Start of DATA
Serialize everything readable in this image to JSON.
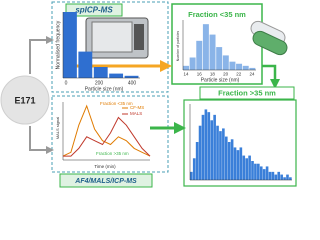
{
  "spicpms": {
    "label": "spICP-MS",
    "y_label": "Normalised frequency",
    "x_label": "Particle size (nm)",
    "x_ticks": [
      "0",
      "200",
      "400"
    ],
    "counts": [
      30,
      12,
      5,
      2,
      1
    ]
  },
  "fraction_small": {
    "title": "Fraction <35 nm",
    "y_label": "Number of particles",
    "x_label": "Particle size (nm)",
    "x_ticks": [
      "14",
      "16",
      "18",
      "20",
      "22",
      "24"
    ],
    "counts": [
      2,
      6,
      14,
      22,
      17,
      11,
      7,
      4,
      3,
      2,
      1
    ],
    "ymax": 24
  },
  "sample": {
    "label": "E171"
  },
  "af4": {
    "label": "AF4/MALS/ICP-MS",
    "x_label": "Time (min)",
    "y_label": "MALS signal",
    "legend": [
      "CF-MS",
      "MALS"
    ],
    "fraction_small": "Fraction <35 nm",
    "fraction_large": "Fraction >35 nm",
    "series": [
      {
        "name": "CF-MS",
        "color": "#e07b00",
        "values": [
          1,
          2,
          9,
          14,
          8,
          5,
          4,
          6,
          5,
          3,
          2,
          1
        ]
      },
      {
        "name": "MALS",
        "color": "#c0392b",
        "values": [
          1,
          1,
          3,
          6,
          5,
          4,
          7,
          11,
          9,
          6,
          3,
          1
        ]
      }
    ],
    "ymax": 15
  },
  "fraction_large": {
    "title": "Fraction >35 nm",
    "counts": [
      3,
      8,
      14,
      20,
      24,
      26,
      25,
      22,
      24,
      20,
      18,
      19,
      16,
      14,
      15,
      12,
      11,
      12,
      9,
      8,
      9,
      7,
      6,
      6,
      5,
      4,
      5,
      3,
      3,
      2,
      3,
      2,
      1,
      2,
      1
    ],
    "ymax": 28
  }
}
End of DATA
▶ WHAT TO PRODUCE: Copy the whole listing above word for word but do not carry over the pictures.

▶ ANSWER TO THIS TASK:
Serialize everything readable in this image to JSON.
{
  "spicpms": {
    "label": "spICP-MS",
    "y_label": "Normalised frequency",
    "x_label": "Particle size (nm)",
    "x_ticks": [
      "0",
      "200",
      "400"
    ],
    "counts": [
      30,
      12,
      5,
      2,
      1
    ]
  },
  "fraction_small": {
    "title": "Fraction <35 nm",
    "y_label": "Number of particles",
    "x_label": "Particle size (nm)",
    "x_ticks": [
      "14",
      "16",
      "18",
      "20",
      "22",
      "24"
    ],
    "counts": [
      2,
      6,
      14,
      22,
      17,
      11,
      7,
      4,
      3,
      2,
      1
    ],
    "ymax": 24
  },
  "sample": {
    "label": "E171"
  },
  "af4": {
    "label": "AF4/MALS/ICP-MS",
    "x_label": "Time (min)",
    "y_label": "MALS signal",
    "legend": [
      "CF-MS",
      "MALS"
    ],
    "fraction_small": "Fraction <35 nm",
    "fraction_large": "Fraction >35 nm",
    "series": [
      {
        "name": "CF-MS",
        "color": "#e07b00",
        "values": [
          1,
          2,
          9,
          14,
          8,
          5,
          4,
          6,
          5,
          3,
          2,
          1
        ]
      },
      {
        "name": "MALS",
        "color": "#c0392b",
        "values": [
          1,
          1,
          3,
          6,
          5,
          4,
          7,
          11,
          9,
          6,
          3,
          1
        ]
      }
    ],
    "ymax": 15
  },
  "fraction_large": {
    "title": "Fraction >35 nm",
    "counts": [
      3,
      8,
      14,
      20,
      24,
      26,
      25,
      22,
      24,
      20,
      18,
      19,
      16,
      14,
      15,
      12,
      11,
      12,
      9,
      8,
      9,
      7,
      6,
      6,
      5,
      4,
      5,
      3,
      3,
      2,
      3,
      2,
      1,
      2,
      1
    ],
    "ymax": 28
  }
}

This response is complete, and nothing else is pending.